■ **Exercise description**
Would you copy out the whole listing exactly as given?

────────

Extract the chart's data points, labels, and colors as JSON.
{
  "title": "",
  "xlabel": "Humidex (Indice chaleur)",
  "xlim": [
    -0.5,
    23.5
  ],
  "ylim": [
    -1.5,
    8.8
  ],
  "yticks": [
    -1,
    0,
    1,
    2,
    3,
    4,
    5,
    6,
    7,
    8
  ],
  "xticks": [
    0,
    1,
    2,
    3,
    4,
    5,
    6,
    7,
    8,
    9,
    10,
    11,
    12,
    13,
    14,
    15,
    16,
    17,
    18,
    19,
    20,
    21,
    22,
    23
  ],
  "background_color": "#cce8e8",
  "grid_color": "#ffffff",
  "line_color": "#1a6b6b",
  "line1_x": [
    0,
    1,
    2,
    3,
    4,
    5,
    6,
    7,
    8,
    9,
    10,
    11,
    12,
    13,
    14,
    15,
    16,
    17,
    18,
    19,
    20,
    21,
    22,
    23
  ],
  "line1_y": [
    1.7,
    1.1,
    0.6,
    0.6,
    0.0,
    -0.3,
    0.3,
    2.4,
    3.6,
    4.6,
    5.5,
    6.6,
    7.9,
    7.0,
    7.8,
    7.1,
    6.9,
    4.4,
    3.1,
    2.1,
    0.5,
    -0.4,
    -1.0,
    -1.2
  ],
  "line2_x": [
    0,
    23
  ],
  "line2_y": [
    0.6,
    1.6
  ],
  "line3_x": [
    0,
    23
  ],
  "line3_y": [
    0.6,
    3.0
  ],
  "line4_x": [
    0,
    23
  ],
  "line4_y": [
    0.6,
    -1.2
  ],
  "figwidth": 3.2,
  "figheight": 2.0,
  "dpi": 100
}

────────

■ **Task output**
Extract the chart's data points, labels, and colors as JSON.
{
  "title": "",
  "xlabel": "Humidex (Indice chaleur)",
  "xlim": [
    -0.5,
    23.5
  ],
  "ylim": [
    -1.5,
    8.8
  ],
  "yticks": [
    -1,
    0,
    1,
    2,
    3,
    4,
    5,
    6,
    7,
    8
  ],
  "xticks": [
    0,
    1,
    2,
    3,
    4,
    5,
    6,
    7,
    8,
    9,
    10,
    11,
    12,
    13,
    14,
    15,
    16,
    17,
    18,
    19,
    20,
    21,
    22,
    23
  ],
  "background_color": "#cce8e8",
  "grid_color": "#ffffff",
  "line_color": "#1a6b6b",
  "line1_x": [
    0,
    1,
    2,
    3,
    4,
    5,
    6,
    7,
    8,
    9,
    10,
    11,
    12,
    13,
    14,
    15,
    16,
    17,
    18,
    19,
    20,
    21,
    22,
    23
  ],
  "line1_y": [
    1.7,
    1.1,
    0.6,
    0.6,
    0.0,
    -0.3,
    0.3,
    2.4,
    3.6,
    4.6,
    5.5,
    6.6,
    7.9,
    7.0,
    7.8,
    7.1,
    6.9,
    4.4,
    3.1,
    2.1,
    0.5,
    -0.4,
    -1.0,
    -1.2
  ],
  "line2_x": [
    0,
    23
  ],
  "line2_y": [
    0.6,
    1.6
  ],
  "line3_x": [
    0,
    23
  ],
  "line3_y": [
    0.6,
    3.0
  ],
  "line4_x": [
    0,
    23
  ],
  "line4_y": [
    0.6,
    -1.2
  ],
  "figwidth": 3.2,
  "figheight": 2.0,
  "dpi": 100
}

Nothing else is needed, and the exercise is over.